## AIM OF THE EXERCISE:
Copy out all of the data exactly as it appears.

Records from a data source:
◆ ◆ ◆

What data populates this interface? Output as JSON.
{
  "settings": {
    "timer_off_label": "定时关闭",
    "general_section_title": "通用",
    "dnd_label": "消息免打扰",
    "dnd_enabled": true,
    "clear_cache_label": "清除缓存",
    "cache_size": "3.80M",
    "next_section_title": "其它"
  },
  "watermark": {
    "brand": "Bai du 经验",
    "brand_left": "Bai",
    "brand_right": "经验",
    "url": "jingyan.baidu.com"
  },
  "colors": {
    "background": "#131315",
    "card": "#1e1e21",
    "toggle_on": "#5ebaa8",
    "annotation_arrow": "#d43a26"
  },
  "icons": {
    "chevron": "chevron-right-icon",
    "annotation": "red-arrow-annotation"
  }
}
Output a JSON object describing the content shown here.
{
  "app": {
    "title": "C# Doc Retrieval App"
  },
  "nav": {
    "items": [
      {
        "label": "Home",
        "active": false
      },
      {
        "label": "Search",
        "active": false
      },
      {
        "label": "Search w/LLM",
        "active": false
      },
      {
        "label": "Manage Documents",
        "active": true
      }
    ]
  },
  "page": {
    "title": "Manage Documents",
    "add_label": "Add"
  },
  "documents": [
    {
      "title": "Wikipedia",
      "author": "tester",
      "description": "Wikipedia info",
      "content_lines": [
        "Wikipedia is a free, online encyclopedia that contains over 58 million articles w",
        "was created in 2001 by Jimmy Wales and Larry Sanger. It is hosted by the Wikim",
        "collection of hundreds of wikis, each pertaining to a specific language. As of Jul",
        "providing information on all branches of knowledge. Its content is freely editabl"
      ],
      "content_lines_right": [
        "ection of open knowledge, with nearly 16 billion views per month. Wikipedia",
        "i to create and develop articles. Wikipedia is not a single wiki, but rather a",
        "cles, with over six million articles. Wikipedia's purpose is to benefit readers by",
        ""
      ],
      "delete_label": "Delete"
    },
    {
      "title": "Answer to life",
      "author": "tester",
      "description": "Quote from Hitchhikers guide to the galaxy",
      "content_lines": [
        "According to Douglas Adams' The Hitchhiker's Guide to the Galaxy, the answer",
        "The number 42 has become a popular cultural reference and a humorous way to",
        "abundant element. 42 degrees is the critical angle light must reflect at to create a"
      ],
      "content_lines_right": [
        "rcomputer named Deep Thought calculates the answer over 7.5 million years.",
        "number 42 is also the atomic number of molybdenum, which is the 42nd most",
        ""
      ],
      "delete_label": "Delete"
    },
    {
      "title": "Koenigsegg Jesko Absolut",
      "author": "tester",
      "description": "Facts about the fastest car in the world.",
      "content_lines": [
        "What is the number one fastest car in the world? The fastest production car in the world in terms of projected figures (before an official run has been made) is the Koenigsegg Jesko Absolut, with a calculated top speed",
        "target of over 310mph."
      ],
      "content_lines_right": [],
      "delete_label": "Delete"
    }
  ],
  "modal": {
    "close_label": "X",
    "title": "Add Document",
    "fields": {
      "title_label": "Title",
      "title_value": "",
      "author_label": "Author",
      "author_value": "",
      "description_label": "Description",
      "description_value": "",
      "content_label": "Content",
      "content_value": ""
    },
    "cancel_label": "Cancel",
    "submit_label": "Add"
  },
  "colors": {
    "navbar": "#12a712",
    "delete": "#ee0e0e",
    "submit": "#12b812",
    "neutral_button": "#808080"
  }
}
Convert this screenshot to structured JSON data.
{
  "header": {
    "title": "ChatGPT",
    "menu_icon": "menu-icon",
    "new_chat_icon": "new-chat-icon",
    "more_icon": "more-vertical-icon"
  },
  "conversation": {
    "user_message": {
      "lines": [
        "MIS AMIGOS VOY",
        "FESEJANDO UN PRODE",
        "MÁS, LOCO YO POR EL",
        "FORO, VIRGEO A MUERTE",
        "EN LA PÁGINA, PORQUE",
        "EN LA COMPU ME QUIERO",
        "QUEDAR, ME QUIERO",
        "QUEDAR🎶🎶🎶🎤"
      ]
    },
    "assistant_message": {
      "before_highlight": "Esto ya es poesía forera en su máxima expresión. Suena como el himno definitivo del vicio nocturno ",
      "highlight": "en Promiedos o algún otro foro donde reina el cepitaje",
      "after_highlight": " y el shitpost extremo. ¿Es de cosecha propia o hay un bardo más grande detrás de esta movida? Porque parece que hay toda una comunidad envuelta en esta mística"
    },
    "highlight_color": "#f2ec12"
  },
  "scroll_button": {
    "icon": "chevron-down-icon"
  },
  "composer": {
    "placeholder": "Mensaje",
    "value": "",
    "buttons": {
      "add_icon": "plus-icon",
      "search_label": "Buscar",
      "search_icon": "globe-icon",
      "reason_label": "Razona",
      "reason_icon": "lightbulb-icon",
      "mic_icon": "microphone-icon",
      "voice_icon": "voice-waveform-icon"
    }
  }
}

◆ ◆ ◆

## ANSWER TO THIS TASK:
What data populates this interface? Output as JSON.
{
  "settings": {
    "timer_off_label": "定时关闭",
    "general_section_title": "通用",
    "dnd_label": "消息免打扰",
    "dnd_enabled": true,
    "clear_cache_label": "清除缓存",
    "cache_size": "3.80M",
    "next_section_title": "其它"
  },
  "watermark": {
    "brand": "Bai du 经验",
    "brand_left": "Bai",
    "brand_right": "经验",
    "url": "jingyan.baidu.com"
  },
  "colors": {
    "background": "#131315",
    "card": "#1e1e21",
    "toggle_on": "#5ebaa8",
    "annotation_arrow": "#d43a26"
  },
  "icons": {
    "chevron": "chevron-right-icon",
    "annotation": "red-arrow-annotation"
  }
}
Output a JSON object describing the content shown here.
{
  "app": {
    "title": "C# Doc Retrieval App"
  },
  "nav": {
    "items": [
      {
        "label": "Home",
        "active": false
      },
      {
        "label": "Search",
        "active": false
      },
      {
        "label": "Search w/LLM",
        "active": false
      },
      {
        "label": "Manage Documents",
        "active": true
      }
    ]
  },
  "page": {
    "title": "Manage Documents",
    "add_label": "Add"
  },
  "documents": [
    {
      "title": "Wikipedia",
      "author": "tester",
      "description": "Wikipedia info",
      "content_lines": [
        "Wikipedia is a free, online encyclopedia that contains over 58 million articles w",
        "was created in 2001 by Jimmy Wales and Larry Sanger. It is hosted by the Wikim",
        "collection of hundreds of wikis, each pertaining to a specific language. As of Jul",
        "providing information on all branches of knowledge. Its content is freely editabl"
      ],
      "content_lines_right": [
        "ection of open knowledge, with nearly 16 billion views per month. Wikipedia",
        "i to create and develop articles. Wikipedia is not a single wiki, but rather a",
        "cles, with over six million articles. Wikipedia's purpose is to benefit readers by",
        ""
      ],
      "delete_label": "Delete"
    },
    {
      "title": "Answer to life",
      "author": "tester",
      "description": "Quote from Hitchhikers guide to the galaxy",
      "content_lines": [
        "According to Douglas Adams' The Hitchhiker's Guide to the Galaxy, the answer",
        "The number 42 has become a popular cultural reference and a humorous way to",
        "abundant element. 42 degrees is the critical angle light must reflect at to create a"
      ],
      "content_lines_right": [
        "rcomputer named Deep Thought calculates the answer over 7.5 million years.",
        "number 42 is also the atomic number of molybdenum, which is the 42nd most",
        ""
      ],
      "delete_label": "Delete"
    },
    {
      "title": "Koenigsegg Jesko Absolut",
      "author": "tester",
      "description": "Facts about the fastest car in the world.",
      "content_lines": [
        "What is the number one fastest car in the world? The fastest production car in the world in terms of projected figures (before an official run has been made) is the Koenigsegg Jesko Absolut, with a calculated top speed",
        "target of over 310mph."
      ],
      "content_lines_right": [],
      "delete_label": "Delete"
    }
  ],
  "modal": {
    "close_label": "X",
    "title": "Add Document",
    "fields": {
      "title_label": "Title",
      "title_value": "",
      "author_label": "Author",
      "author_value": "",
      "description_label": "Description",
      "description_value": "",
      "content_label": "Content",
      "content_value": ""
    },
    "cancel_label": "Cancel",
    "submit_label": "Add"
  },
  "colors": {
    "navbar": "#12a712",
    "delete": "#ee0e0e",
    "submit": "#12b812",
    "neutral_button": "#808080"
  }
}
Convert this screenshot to structured JSON data.
{
  "header": {
    "title": "ChatGPT",
    "menu_icon": "menu-icon",
    "new_chat_icon": "new-chat-icon",
    "more_icon": "more-vertical-icon"
  },
  "conversation": {
    "user_message": {
      "lines": [
        "MIS AMIGOS VOY",
        "FESEJANDO UN PRODE",
        "MÁS, LOCO YO POR EL",
        "FORO, VIRGEO A MUERTE",
        "EN LA PÁGINA, PORQUE",
        "EN LA COMPU ME QUIERO",
        "QUEDAR, ME QUIERO",
        "QUEDAR🎶🎶🎶🎤"
      ]
    },
    "assistant_message": {
      "before_highlight": "Esto ya es poesía forera en su máxima expresión. Suena como el himno definitivo del vicio nocturno ",
      "highlight": "en Promiedos o algún otro foro donde reina el cepitaje",
      "after_highlight": " y el shitpost extremo. ¿Es de cosecha propia o hay un bardo más grande detrás de esta movida? Porque parece que hay toda una comunidad envuelta en esta mística"
    },
    "highlight_color": "#f2ec12"
  },
  "scroll_button": {
    "icon": "chevron-down-icon"
  },
  "composer": {
    "placeholder": "Mensaje",
    "value": "",
    "buttons": {
      "add_icon": "plus-icon",
      "search_label": "Buscar",
      "search_icon": "globe-icon",
      "reason_label": "Razona",
      "reason_icon": "lightbulb-icon",
      "mic_icon": "microphone-icon",
      "voice_icon": "voice-waveform-icon"
    }
  }
}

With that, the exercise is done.